» EXERCISE GOAL
Can you output the material exactly as written, minus any pictures it holds?
---
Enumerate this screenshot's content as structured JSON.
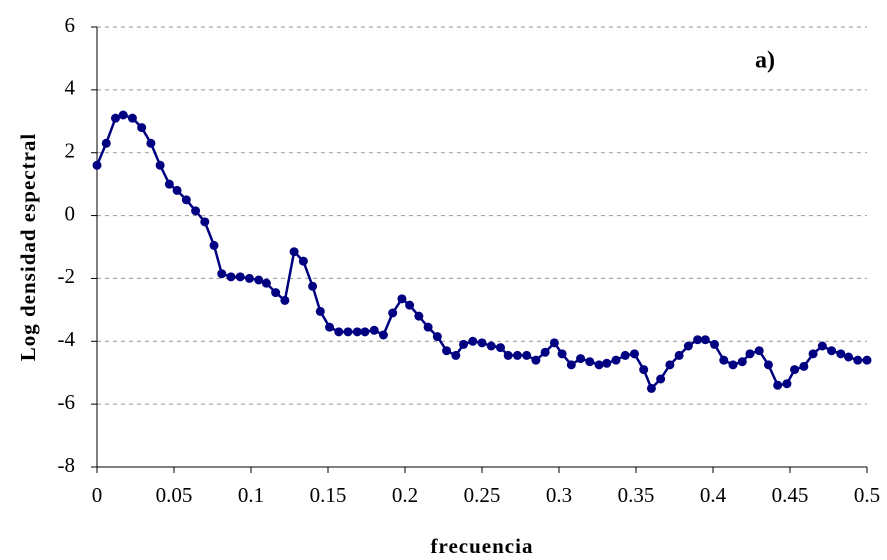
{
  "chart_data": {
    "type": "line",
    "xlabel": "frecuencia",
    "ylabel": "Log densidad espectral",
    "annotation": "a)",
    "color": "#000080",
    "grid": true,
    "xlim": [
      0,
      0.5
    ],
    "xticks": [
      0,
      0.05,
      0.1,
      0.15,
      0.2,
      0.25,
      0.3,
      0.35,
      0.4,
      0.45,
      0.5
    ],
    "ylim": [
      -8,
      6
    ],
    "yticks": [
      -8,
      -6,
      -4,
      -2,
      0,
      2,
      4,
      6
    ],
    "x": [
      0,
      0.006,
      0.012,
      0.017,
      0.023,
      0.029,
      0.035,
      0.041,
      0.047,
      0.052,
      0.058,
      0.064,
      0.07,
      0.076,
      0.081,
      0.087,
      0.093,
      0.099,
      0.105,
      0.11,
      0.116,
      0.122,
      0.128,
      0.134,
      0.14,
      0.145,
      0.151,
      0.157,
      0.163,
      0.169,
      0.174,
      0.18,
      0.186,
      0.192,
      0.198,
      0.203,
      0.209,
      0.215,
      0.221,
      0.227,
      0.233,
      0.238,
      0.244,
      0.25,
      0.256,
      0.262,
      0.267,
      0.273,
      0.279,
      0.285,
      0.291,
      0.297,
      0.302,
      0.308,
      0.314,
      0.32,
      0.326,
      0.331,
      0.337,
      0.343,
      0.349,
      0.355,
      0.36,
      0.366,
      0.372,
      0.378,
      0.384,
      0.39,
      0.395,
      0.401,
      0.407,
      0.413,
      0.419,
      0.424,
      0.43,
      0.436,
      0.442,
      0.448,
      0.453,
      0.459,
      0.465,
      0.471,
      0.477,
      0.483,
      0.488,
      0.494,
      0.5
    ],
    "values": [
      1.6,
      2.3,
      3.1,
      3.2,
      3.1,
      2.8,
      2.3,
      1.6,
      1.0,
      0.8,
      0.5,
      0.15,
      -0.2,
      -0.95,
      -1.85,
      -1.95,
      -1.95,
      -2.0,
      -2.05,
      -2.15,
      -2.45,
      -2.7,
      -1.15,
      -1.45,
      -2.25,
      -3.05,
      -3.55,
      -3.7,
      -3.7,
      -3.7,
      -3.7,
      -3.65,
      -3.8,
      -3.1,
      -2.65,
      -2.85,
      -3.2,
      -3.55,
      -3.85,
      -4.3,
      -4.45,
      -4.1,
      -4.0,
      -4.05,
      -4.15,
      -4.2,
      -4.45,
      -4.45,
      -4.45,
      -4.6,
      -4.35,
      -4.05,
      -4.4,
      -4.75,
      -4.55,
      -4.65,
      -4.75,
      -4.7,
      -4.6,
      -4.45,
      -4.4,
      -4.9,
      -5.5,
      -5.2,
      -4.75,
      -4.45,
      -4.15,
      -3.95,
      -3.95,
      -4.1,
      -4.6,
      -4.75,
      -4.65,
      -4.4,
      -4.3,
      -4.75,
      -5.4,
      -5.35,
      -4.9,
      -4.8,
      -4.4,
      -4.15,
      -4.3,
      -4.4,
      -4.5,
      -4.6,
      -4.6
    ]
  }
}
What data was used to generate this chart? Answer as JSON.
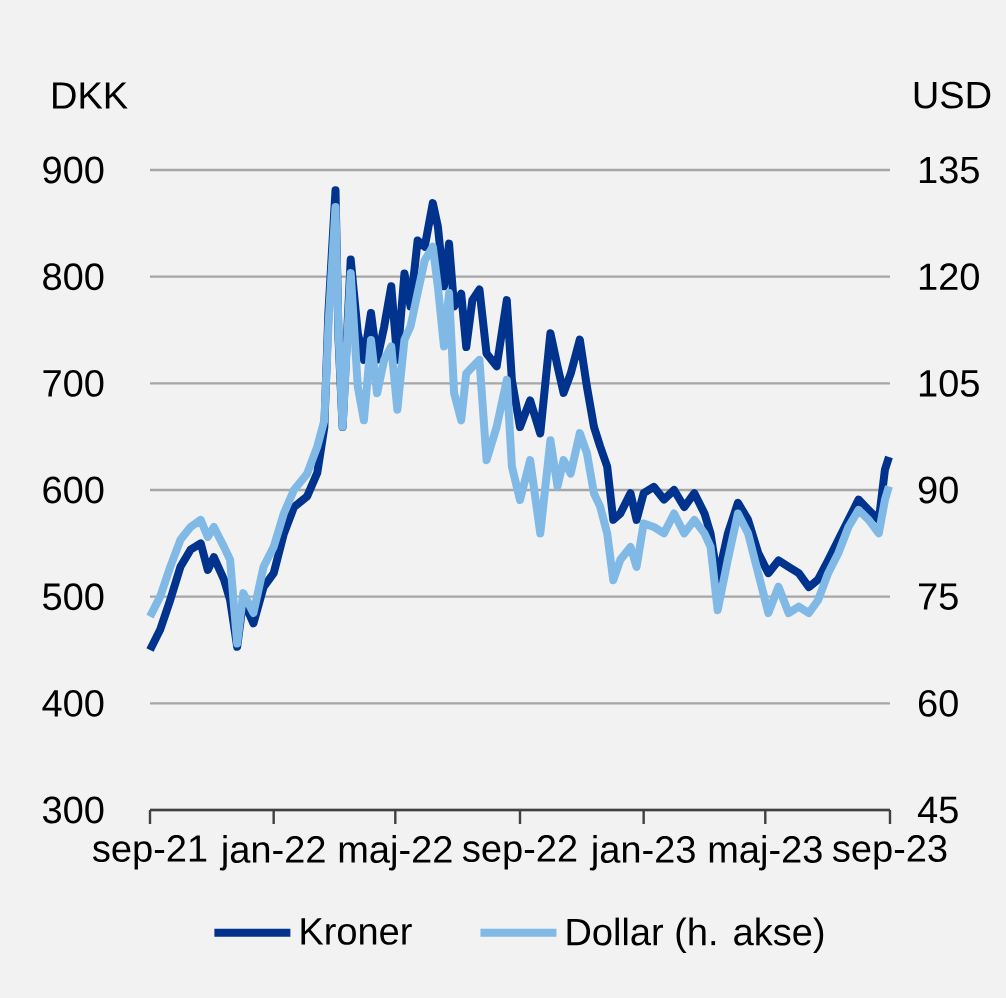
---
» EXERCISE SOLUTION
Enumerate this screenshot's content as structured JSON.
{
  "chart_data": {
    "type": "line",
    "xlabel": "frecuencia",
    "ylabel": "Log densidad espectral",
    "annotation": "a)",
    "color": "#000080",
    "grid": true,
    "xlim": [
      0,
      0.5
    ],
    "xticks": [
      0,
      0.05,
      0.1,
      0.15,
      0.2,
      0.25,
      0.3,
      0.35,
      0.4,
      0.45,
      0.5
    ],
    "ylim": [
      -8,
      6
    ],
    "yticks": [
      -8,
      -6,
      -4,
      -2,
      0,
      2,
      4,
      6
    ],
    "x": [
      0,
      0.006,
      0.012,
      0.017,
      0.023,
      0.029,
      0.035,
      0.041,
      0.047,
      0.052,
      0.058,
      0.064,
      0.07,
      0.076,
      0.081,
      0.087,
      0.093,
      0.099,
      0.105,
      0.11,
      0.116,
      0.122,
      0.128,
      0.134,
      0.14,
      0.145,
      0.151,
      0.157,
      0.163,
      0.169,
      0.174,
      0.18,
      0.186,
      0.192,
      0.198,
      0.203,
      0.209,
      0.215,
      0.221,
      0.227,
      0.233,
      0.238,
      0.244,
      0.25,
      0.256,
      0.262,
      0.267,
      0.273,
      0.279,
      0.285,
      0.291,
      0.297,
      0.302,
      0.308,
      0.314,
      0.32,
      0.326,
      0.331,
      0.337,
      0.343,
      0.349,
      0.355,
      0.36,
      0.366,
      0.372,
      0.378,
      0.384,
      0.39,
      0.395,
      0.401,
      0.407,
      0.413,
      0.419,
      0.424,
      0.43,
      0.436,
      0.442,
      0.448,
      0.453,
      0.459,
      0.465,
      0.471,
      0.477,
      0.483,
      0.488,
      0.494,
      0.5
    ],
    "values": [
      1.6,
      2.3,
      3.1,
      3.2,
      3.1,
      2.8,
      2.3,
      1.6,
      1.0,
      0.8,
      0.5,
      0.15,
      -0.2,
      -0.95,
      -1.85,
      -1.95,
      -1.95,
      -2.0,
      -2.05,
      -2.15,
      -2.45,
      -2.7,
      -1.15,
      -1.45,
      -2.25,
      -3.05,
      -3.55,
      -3.7,
      -3.7,
      -3.7,
      -3.7,
      -3.65,
      -3.8,
      -3.1,
      -2.65,
      -2.85,
      -3.2,
      -3.55,
      -3.85,
      -4.3,
      -4.45,
      -4.1,
      -4.0,
      -4.05,
      -4.15,
      -4.2,
      -4.45,
      -4.45,
      -4.45,
      -4.6,
      -4.35,
      -4.05,
      -4.4,
      -4.75,
      -4.55,
      -4.65,
      -4.75,
      -4.7,
      -4.6,
      -4.45,
      -4.4,
      -4.9,
      -5.5,
      -5.2,
      -4.75,
      -4.45,
      -4.15,
      -3.95,
      -3.95,
      -4.1,
      -4.6,
      -4.75,
      -4.65,
      -4.4,
      -4.3,
      -4.75,
      -5.4,
      -5.35,
      -4.9,
      -4.8,
      -4.4,
      -4.15,
      -4.3,
      -4.4,
      -4.5,
      -4.6,
      -4.6
    ]
  }
}
What data was used to generate this chart? Answer as JSON.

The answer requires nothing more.